## Exercise aim
Show each line of the data below that has the string "หารท" in it.

== Excerpted data

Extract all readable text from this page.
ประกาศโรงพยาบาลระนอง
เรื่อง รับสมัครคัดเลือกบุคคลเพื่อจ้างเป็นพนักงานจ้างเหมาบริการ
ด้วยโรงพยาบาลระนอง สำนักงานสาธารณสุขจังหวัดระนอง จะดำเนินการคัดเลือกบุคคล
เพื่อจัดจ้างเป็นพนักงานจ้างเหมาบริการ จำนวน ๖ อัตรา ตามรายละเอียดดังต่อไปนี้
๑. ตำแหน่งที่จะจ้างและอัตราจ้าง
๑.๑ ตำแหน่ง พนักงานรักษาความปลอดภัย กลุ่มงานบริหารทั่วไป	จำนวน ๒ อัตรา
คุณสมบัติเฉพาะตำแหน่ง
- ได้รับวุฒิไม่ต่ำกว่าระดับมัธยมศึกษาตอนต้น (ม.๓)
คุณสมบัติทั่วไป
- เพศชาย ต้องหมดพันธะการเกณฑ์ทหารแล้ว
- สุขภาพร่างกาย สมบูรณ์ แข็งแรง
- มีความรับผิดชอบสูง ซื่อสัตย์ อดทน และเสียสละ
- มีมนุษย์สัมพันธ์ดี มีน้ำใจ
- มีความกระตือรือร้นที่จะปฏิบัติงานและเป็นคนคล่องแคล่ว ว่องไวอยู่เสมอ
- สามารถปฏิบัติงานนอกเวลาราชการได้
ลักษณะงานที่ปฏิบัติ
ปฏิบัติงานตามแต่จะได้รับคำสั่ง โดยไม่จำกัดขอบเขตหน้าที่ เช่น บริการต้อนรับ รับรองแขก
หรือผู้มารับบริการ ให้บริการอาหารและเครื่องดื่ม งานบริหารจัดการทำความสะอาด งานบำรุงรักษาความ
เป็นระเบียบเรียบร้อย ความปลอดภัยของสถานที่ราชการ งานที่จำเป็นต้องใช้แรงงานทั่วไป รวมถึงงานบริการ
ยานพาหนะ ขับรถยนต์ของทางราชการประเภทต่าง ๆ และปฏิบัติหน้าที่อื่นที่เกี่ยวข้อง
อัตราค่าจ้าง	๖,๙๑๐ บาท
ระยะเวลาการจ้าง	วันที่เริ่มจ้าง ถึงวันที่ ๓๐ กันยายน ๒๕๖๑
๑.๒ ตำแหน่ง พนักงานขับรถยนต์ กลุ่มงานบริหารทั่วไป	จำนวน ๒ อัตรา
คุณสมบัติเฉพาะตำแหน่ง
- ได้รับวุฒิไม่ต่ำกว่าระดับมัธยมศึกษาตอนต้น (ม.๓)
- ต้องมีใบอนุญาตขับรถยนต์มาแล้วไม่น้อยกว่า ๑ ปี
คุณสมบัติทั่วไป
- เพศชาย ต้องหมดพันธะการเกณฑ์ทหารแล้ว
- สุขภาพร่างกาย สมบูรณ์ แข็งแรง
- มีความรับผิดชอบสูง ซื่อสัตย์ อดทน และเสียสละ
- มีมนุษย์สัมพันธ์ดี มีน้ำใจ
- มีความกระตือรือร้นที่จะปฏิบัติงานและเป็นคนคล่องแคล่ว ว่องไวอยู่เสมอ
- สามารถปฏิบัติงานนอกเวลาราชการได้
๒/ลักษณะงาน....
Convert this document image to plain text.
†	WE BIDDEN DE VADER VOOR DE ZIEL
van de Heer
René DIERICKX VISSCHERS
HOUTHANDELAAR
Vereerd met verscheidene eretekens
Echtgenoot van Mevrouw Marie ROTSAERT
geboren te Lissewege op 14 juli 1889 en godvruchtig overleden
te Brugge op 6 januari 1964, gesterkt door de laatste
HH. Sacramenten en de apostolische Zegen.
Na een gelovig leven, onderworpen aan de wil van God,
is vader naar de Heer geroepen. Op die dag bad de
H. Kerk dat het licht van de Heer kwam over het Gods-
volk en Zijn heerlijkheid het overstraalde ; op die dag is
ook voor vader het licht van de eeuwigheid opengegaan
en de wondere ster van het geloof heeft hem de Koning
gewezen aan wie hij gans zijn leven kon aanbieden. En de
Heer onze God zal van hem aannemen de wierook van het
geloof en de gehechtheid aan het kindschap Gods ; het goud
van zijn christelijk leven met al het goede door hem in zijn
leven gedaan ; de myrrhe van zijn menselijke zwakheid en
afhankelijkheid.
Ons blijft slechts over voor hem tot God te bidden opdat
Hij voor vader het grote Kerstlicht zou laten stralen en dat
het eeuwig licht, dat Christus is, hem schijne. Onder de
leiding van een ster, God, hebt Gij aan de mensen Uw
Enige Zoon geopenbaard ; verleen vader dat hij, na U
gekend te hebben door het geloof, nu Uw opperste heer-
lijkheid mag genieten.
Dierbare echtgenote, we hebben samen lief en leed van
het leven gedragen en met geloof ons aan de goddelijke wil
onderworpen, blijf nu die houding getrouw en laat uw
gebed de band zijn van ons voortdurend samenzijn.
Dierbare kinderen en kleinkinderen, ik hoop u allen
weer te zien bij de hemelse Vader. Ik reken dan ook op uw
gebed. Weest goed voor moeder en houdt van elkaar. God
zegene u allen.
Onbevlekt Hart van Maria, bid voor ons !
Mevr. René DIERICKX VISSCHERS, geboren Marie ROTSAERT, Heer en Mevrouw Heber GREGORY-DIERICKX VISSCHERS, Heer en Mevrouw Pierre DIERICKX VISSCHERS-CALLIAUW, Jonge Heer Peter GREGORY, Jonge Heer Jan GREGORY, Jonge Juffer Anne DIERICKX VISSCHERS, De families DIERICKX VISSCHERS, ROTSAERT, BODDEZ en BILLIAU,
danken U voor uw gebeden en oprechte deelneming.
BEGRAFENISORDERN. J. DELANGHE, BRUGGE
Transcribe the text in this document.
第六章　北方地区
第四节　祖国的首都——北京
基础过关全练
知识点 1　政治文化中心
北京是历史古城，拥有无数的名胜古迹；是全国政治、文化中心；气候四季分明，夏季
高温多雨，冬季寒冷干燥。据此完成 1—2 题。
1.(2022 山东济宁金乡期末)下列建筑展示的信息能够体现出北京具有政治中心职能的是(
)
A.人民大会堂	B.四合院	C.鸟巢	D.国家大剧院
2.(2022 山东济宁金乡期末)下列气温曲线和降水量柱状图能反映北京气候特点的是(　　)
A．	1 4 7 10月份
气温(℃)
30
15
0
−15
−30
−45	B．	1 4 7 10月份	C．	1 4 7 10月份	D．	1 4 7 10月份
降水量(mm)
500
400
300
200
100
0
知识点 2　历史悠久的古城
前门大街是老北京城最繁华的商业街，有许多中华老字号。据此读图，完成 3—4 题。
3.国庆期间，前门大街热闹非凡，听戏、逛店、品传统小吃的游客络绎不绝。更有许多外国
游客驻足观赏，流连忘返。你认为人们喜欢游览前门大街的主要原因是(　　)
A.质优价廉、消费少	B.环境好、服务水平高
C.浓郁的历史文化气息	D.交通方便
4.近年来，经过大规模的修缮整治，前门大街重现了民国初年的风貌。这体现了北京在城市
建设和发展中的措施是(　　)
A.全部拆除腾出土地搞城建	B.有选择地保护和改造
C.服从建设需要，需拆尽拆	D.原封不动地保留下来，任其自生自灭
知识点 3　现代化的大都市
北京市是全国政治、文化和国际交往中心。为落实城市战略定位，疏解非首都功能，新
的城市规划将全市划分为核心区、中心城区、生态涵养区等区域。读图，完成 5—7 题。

====

## Result of the task
๑.๑ ตำแหน่ง พนักงานรักษาความปลอดภัย กลุ่มงานบริหารทั่วไป	จำนวน ๒ อัตรา
๑.๒ ตำแหน่ง พนักงานขับรถยนต์ กลุ่มงานบริหารทั่วไป	จำนวน ๒ อัตรา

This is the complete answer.